WRITTEN EXERCISE
Write out all the entries word for word and omit any pictures.

# Start of DATA ROWS

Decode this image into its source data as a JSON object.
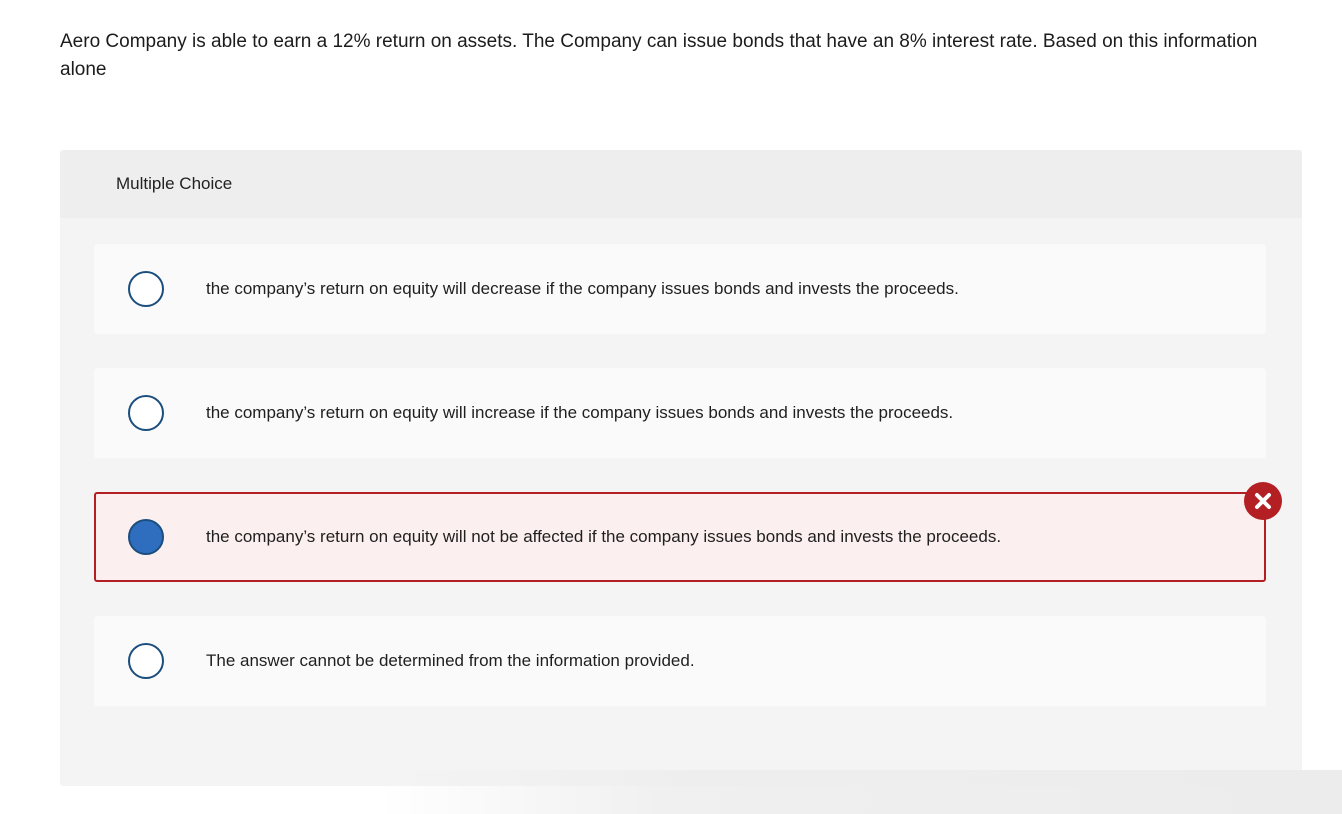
{
  "question": {
    "text": "Aero Company is able to earn a 12% return on assets. The Company can issue bonds that have an 8% interest rate. Based on this information alone"
  },
  "panel": {
    "header": "Multiple Choice"
  },
  "options": [
    {
      "label": "the company’s return on equity will decrease if the company issues bonds and invests the proceeds.",
      "selected": false,
      "status": "none"
    },
    {
      "label": "the company’s return on equity will increase if the company issues bonds and invests the proceeds.",
      "selected": false,
      "status": "none"
    },
    {
      "label": "the company’s return on equity will not be affected if the company issues bonds and invests the proceeds.",
      "selected": true,
      "status": "incorrect"
    },
    {
      "label": "The answer cannot be determined from the information provided.",
      "selected": false,
      "status": "none"
    }
  ],
  "icons": {
    "incorrect": "x-circle-icon"
  },
  "colors": {
    "radio_border": "#1b4e7e",
    "radio_selected": "#2f6dbf",
    "incorrect": "#b41f24",
    "incorrect_bg": "#fcefef"
  }
}
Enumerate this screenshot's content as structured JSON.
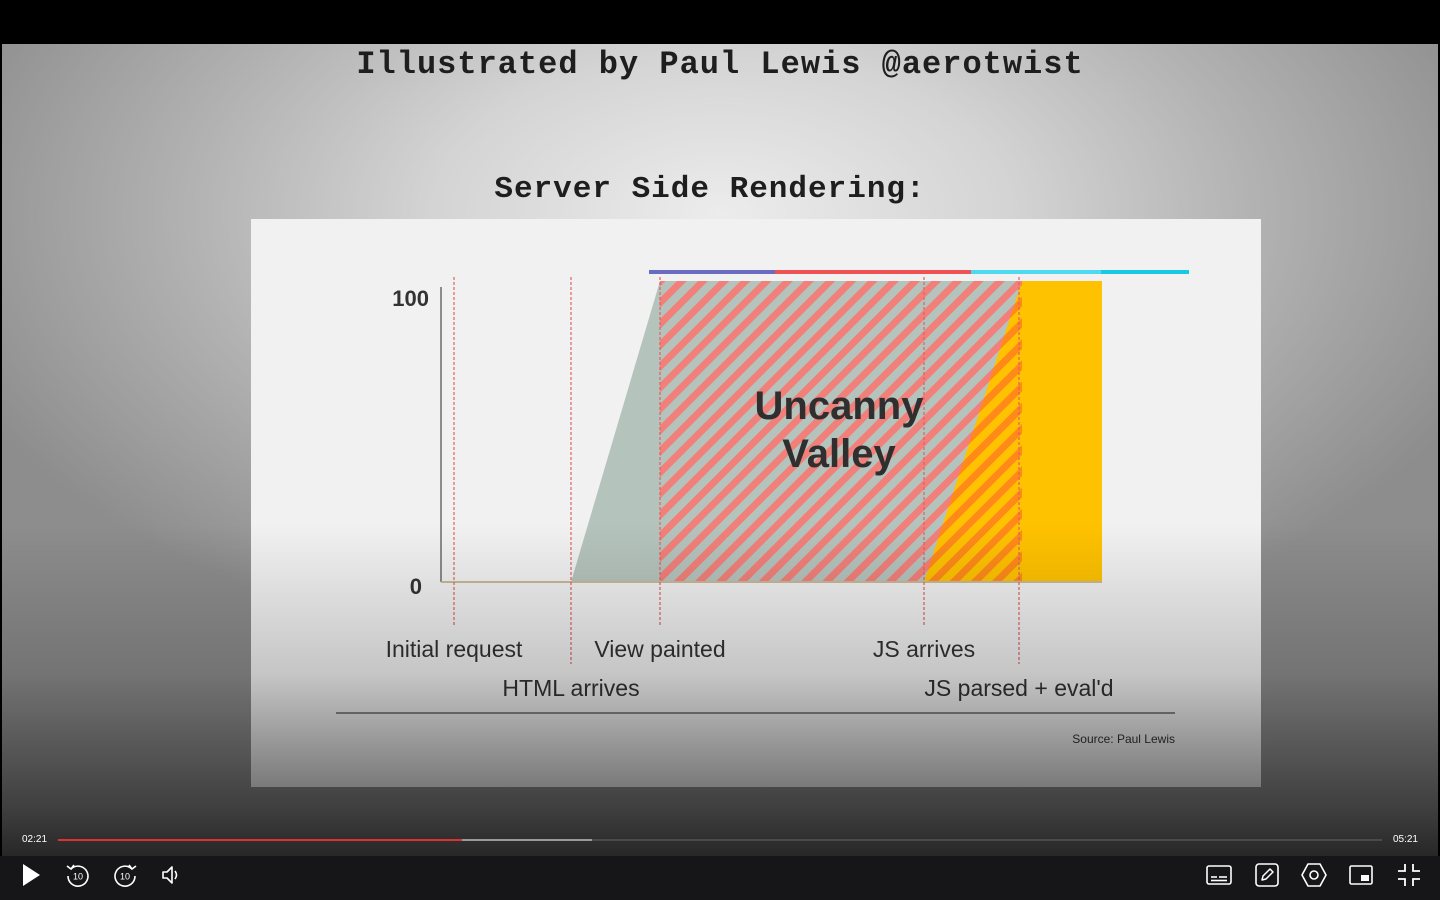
{
  "slide": {
    "title": "Illustrated by Paul Lewis @aerotwist",
    "subtitle": "Server Side Rendering:"
  },
  "chart_data": {
    "type": "area",
    "title": "",
    "ylim": [
      0,
      100
    ],
    "y_ticks": [
      "100",
      "0"
    ],
    "events": [
      {
        "label": "Initial request",
        "row": 1
      },
      {
        "label": "HTML arrives",
        "row": 2
      },
      {
        "label": "View painted",
        "row": 1
      },
      {
        "label": "JS arrives",
        "row": 1
      },
      {
        "label": "JS parsed + eval'd",
        "row": 2
      }
    ],
    "annotation": "Uncanny Valley",
    "source": "Source: Paul Lewis",
    "series": [
      {
        "name": "",
        "color": "#b5c3bd",
        "shape": "ramp from HTML arrives to View painted, then hold at 100"
      },
      {
        "name": "",
        "color": "#f2807a",
        "shape": "hatched region from View painted to JS parsed + eval'd"
      },
      {
        "name": "",
        "color": "#ffc200",
        "shape": "ramp from JS arrives to JS parsed + eval'd, then hold at 100"
      }
    ],
    "top_bars": [
      "#6b6bc4",
      "#ef5254",
      "#4dd9f0",
      "#18c8e6"
    ],
    "colors": {
      "axis": "#8c8c8c",
      "marker": "#e06060",
      "text": "#2f2f2f"
    }
  },
  "player": {
    "current_time": "02:21",
    "total_time": "05:21",
    "progress": 0.305,
    "buffered": 0.403,
    "skip_seconds": "10",
    "accent_color": "#e03131"
  }
}
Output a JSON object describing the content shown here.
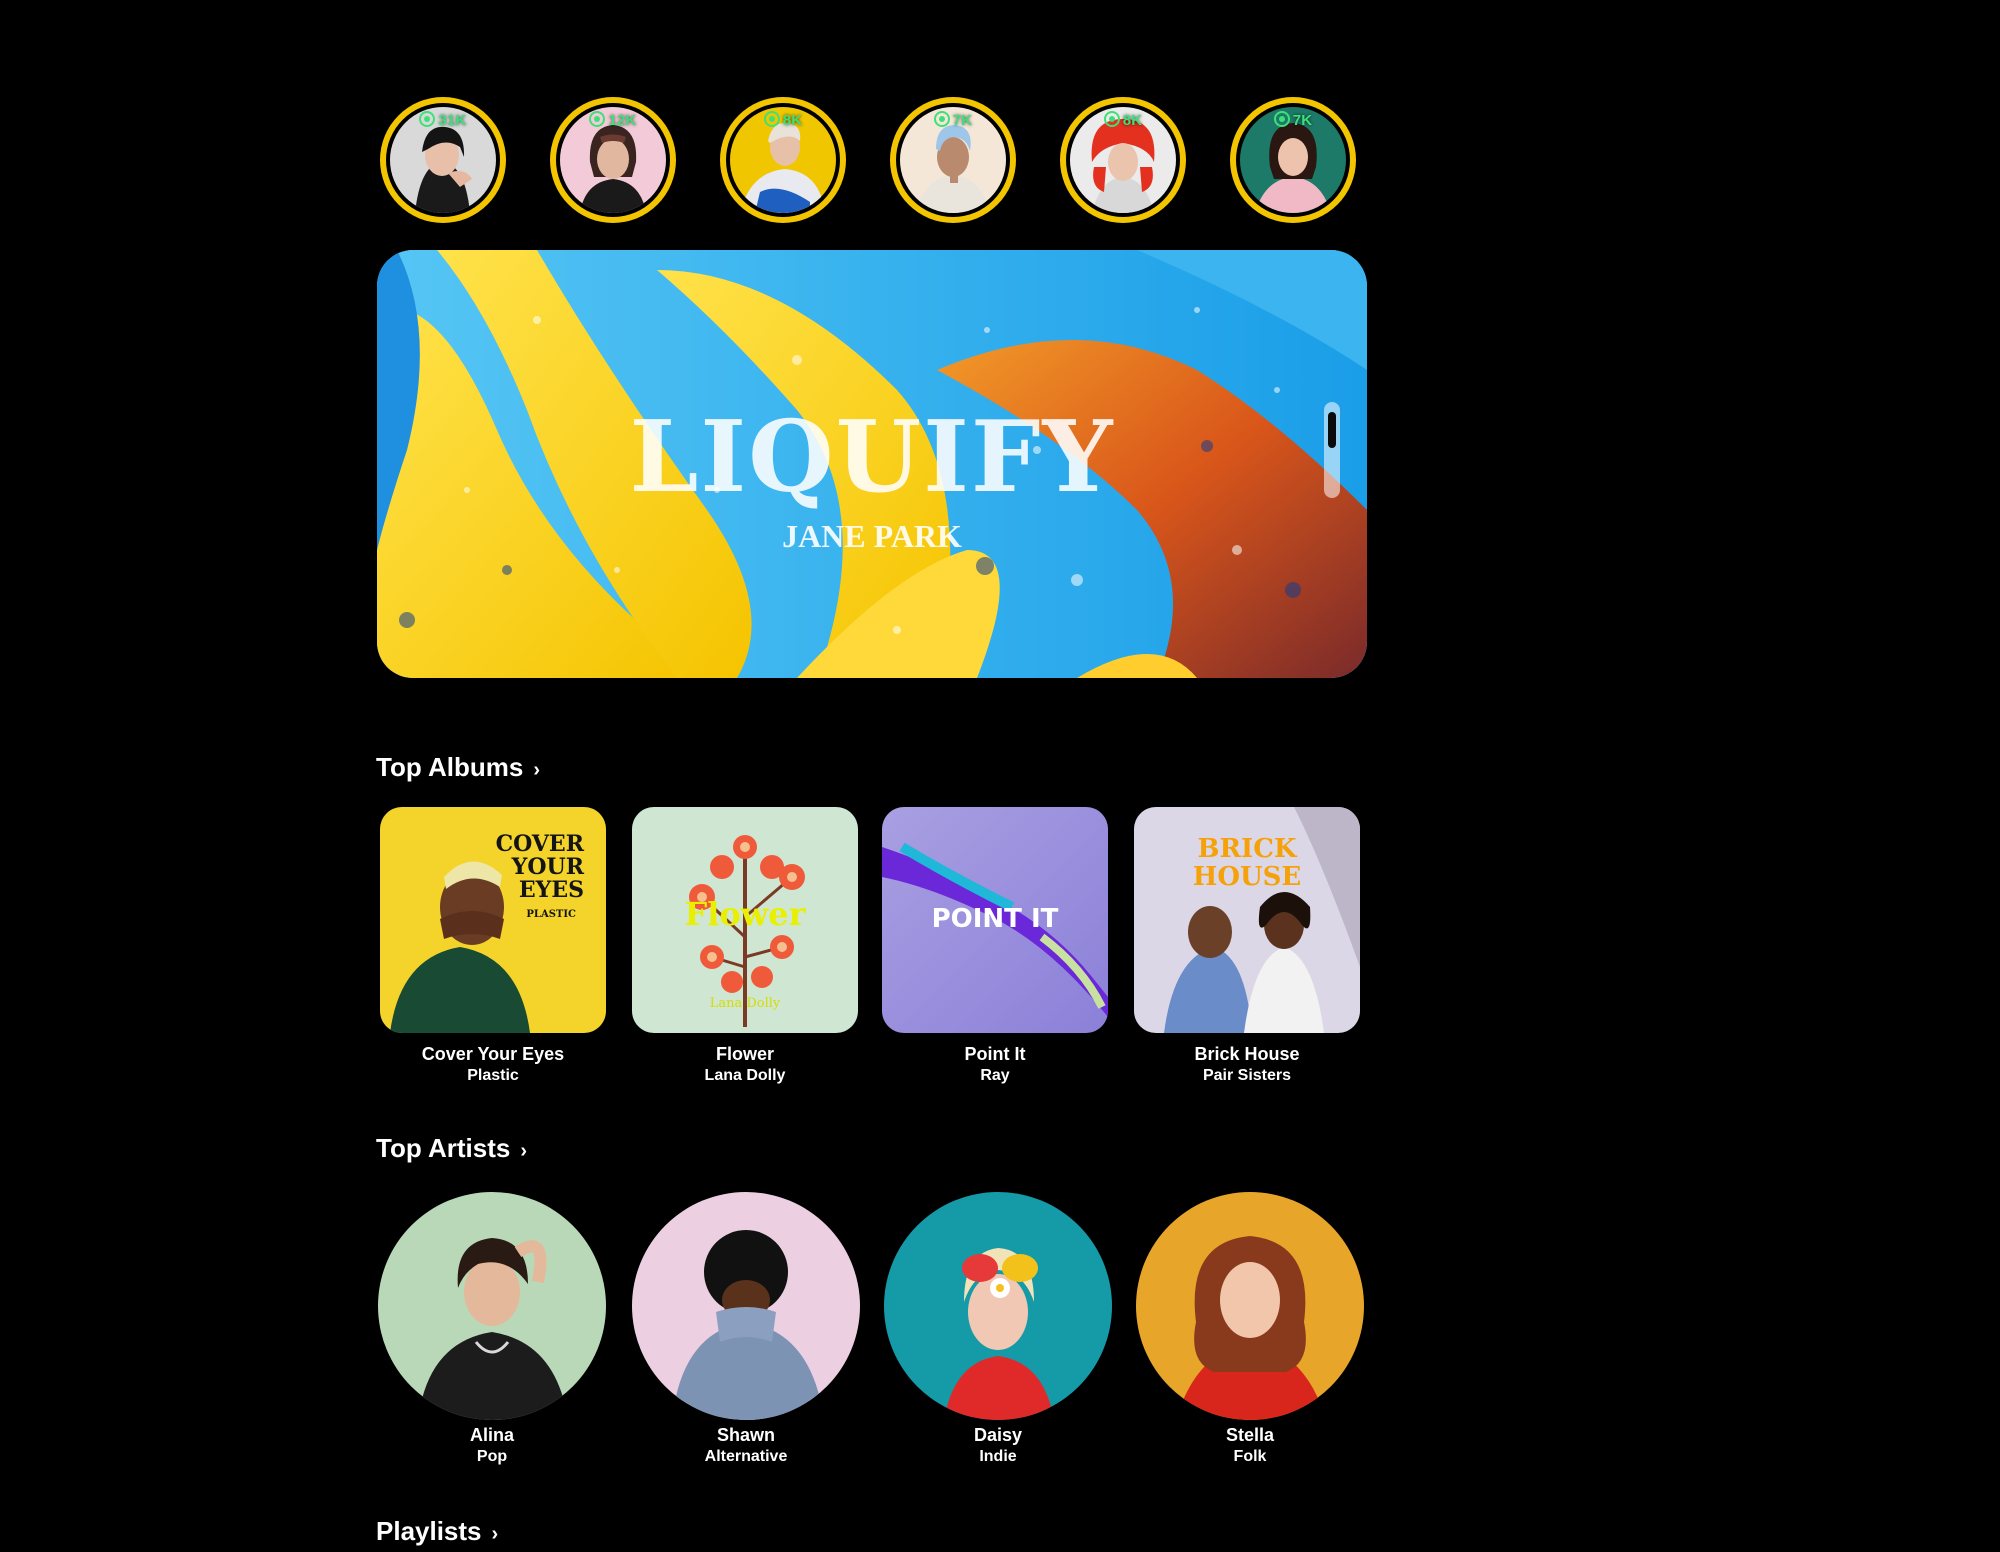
{
  "stories": [
    {
      "views": "31K"
    },
    {
      "views": "12K"
    },
    {
      "views": "8K"
    },
    {
      "views": "7K"
    },
    {
      "views": "8K"
    },
    {
      "views": "7K"
    }
  ],
  "hero": {
    "title": "LIQUIFY",
    "artist": "JANE PARK"
  },
  "sections": {
    "albums_title": "Top Albums",
    "albums_arrow": "›",
    "artists_title": "Top Artists",
    "artists_arrow": "›",
    "playlists_title": "Playlists",
    "playlists_arrow": "›"
  },
  "albums": [
    {
      "cover_line1": "COVER",
      "cover_line2": "YOUR",
      "cover_line3": "EYES",
      "cover_sub": "PLASTIC",
      "name": "Cover Your Eyes",
      "artist": "Plastic"
    },
    {
      "cover_line1": "Flower",
      "cover_sub": "Lana Dolly",
      "name": "Flower",
      "artist": "Lana Dolly"
    },
    {
      "cover_line1": "POINT IT",
      "name": "Point It",
      "artist": "Ray"
    },
    {
      "cover_line1": "BRICK",
      "cover_line2": "HOUSE",
      "name": "Brick House",
      "artist": "Pair Sisters"
    }
  ],
  "artists": [
    {
      "name": "Alina",
      "genre": "Pop"
    },
    {
      "name": "Shawn",
      "genre": "Alternative"
    },
    {
      "name": "Daisy",
      "genre": "Indie"
    },
    {
      "name": "Stella",
      "genre": "Folk"
    }
  ],
  "colors": {
    "story_ring": "#f2c500",
    "views": "#3ee07a",
    "background": "#000000"
  }
}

# End of DATA ROWS

TASK RESULT
Decode this image into its source data as a JSON object.
{
  "question": {
    "text": "Aero Company is able to earn a 12% return on assets. The Company can issue bonds that have an 8% interest rate. Based on this information alone"
  },
  "panel": {
    "header": "Multiple Choice"
  },
  "options": [
    {
      "label": "the company’s return on equity will decrease if the company issues bonds and invests the proceeds.",
      "selected": false,
      "status": "none"
    },
    {
      "label": "the company’s return on equity will increase if the company issues bonds and invests the proceeds.",
      "selected": false,
      "status": "none"
    },
    {
      "label": "the company’s return on equity will not be affected if the company issues bonds and invests the proceeds.",
      "selected": true,
      "status": "incorrect"
    },
    {
      "label": "The answer cannot be determined from the information provided.",
      "selected": false,
      "status": "none"
    }
  ],
  "icons": {
    "incorrect": "x-circle-icon"
  },
  "colors": {
    "radio_border": "#1b4e7e",
    "radio_selected": "#2f6dbf",
    "incorrect": "#b41f24",
    "incorrect_bg": "#fcefef"
  }
}
Enumerate this screenshot's content as structured JSON.
{
  "slide": {
    "title": "Illustrated by Paul Lewis @aerotwist",
    "subtitle": "Server Side Rendering:"
  },
  "chart_data": {
    "type": "area",
    "title": "",
    "ylim": [
      0,
      100
    ],
    "y_ticks": [
      "100",
      "0"
    ],
    "events": [
      {
        "label": "Initial request",
        "row": 1
      },
      {
        "label": "HTML arrives",
        "row": 2
      },
      {
        "label": "View painted",
        "row": 1
      },
      {
        "label": "JS arrives",
        "row": 1
      },
      {
        "label": "JS parsed + eval'd",
        "row": 2
      }
    ],
    "annotation": "Uncanny Valley",
    "source": "Source: Paul Lewis",
    "series": [
      {
        "name": "",
        "color": "#b5c3bd",
        "shape": "ramp from HTML arrives to View painted, then hold at 100"
      },
      {
        "name": "",
        "color": "#f2807a",
        "shape": "hatched region from View painted to JS parsed + eval'd"
      },
      {
        "name": "",
        "color": "#ffc200",
        "shape": "ramp from JS arrives to JS parsed + eval'd, then hold at 100"
      }
    ],
    "top_bars": [
      "#6b6bc4",
      "#ef5254",
      "#4dd9f0",
      "#18c8e6"
    ],
    "colors": {
      "axis": "#8c8c8c",
      "marker": "#e06060",
      "text": "#2f2f2f"
    }
  },
  "player": {
    "current_time": "02:21",
    "total_time": "05:21",
    "progress": 0.305,
    "buffered": 0.403,
    "skip_seconds": "10",
    "accent_color": "#e03131"
  }
}
Output a JSON object describing the content shown here.
{
  "stories": [
    {
      "views": "31K"
    },
    {
      "views": "12K"
    },
    {
      "views": "8K"
    },
    {
      "views": "7K"
    },
    {
      "views": "8K"
    },
    {
      "views": "7K"
    }
  ],
  "hero": {
    "title": "LIQUIFY",
    "artist": "JANE PARK"
  },
  "sections": {
    "albums_title": "Top Albums",
    "albums_arrow": "›",
    "artists_title": "Top Artists",
    "artists_arrow": "›",
    "playlists_title": "Playlists",
    "playlists_arrow": "›"
  },
  "albums": [
    {
      "cover_line1": "COVER",
      "cover_line2": "YOUR",
      "cover_line3": "EYES",
      "cover_sub": "PLASTIC",
      "name": "Cover Your Eyes",
      "artist": "Plastic"
    },
    {
      "cover_line1": "Flower",
      "cover_sub": "Lana Dolly",
      "name": "Flower",
      "artist": "Lana Dolly"
    },
    {
      "cover_line1": "POINT IT",
      "name": "Point It",
      "artist": "Ray"
    },
    {
      "cover_line1": "BRICK",
      "cover_line2": "HOUSE",
      "name": "Brick House",
      "artist": "Pair Sisters"
    }
  ],
  "artists": [
    {
      "name": "Alina",
      "genre": "Pop"
    },
    {
      "name": "Shawn",
      "genre": "Alternative"
    },
    {
      "name": "Daisy",
      "genre": "Indie"
    },
    {
      "name": "Stella",
      "genre": "Folk"
    }
  ],
  "colors": {
    "story_ring": "#f2c500",
    "views": "#3ee07a",
    "background": "#000000"
  }
}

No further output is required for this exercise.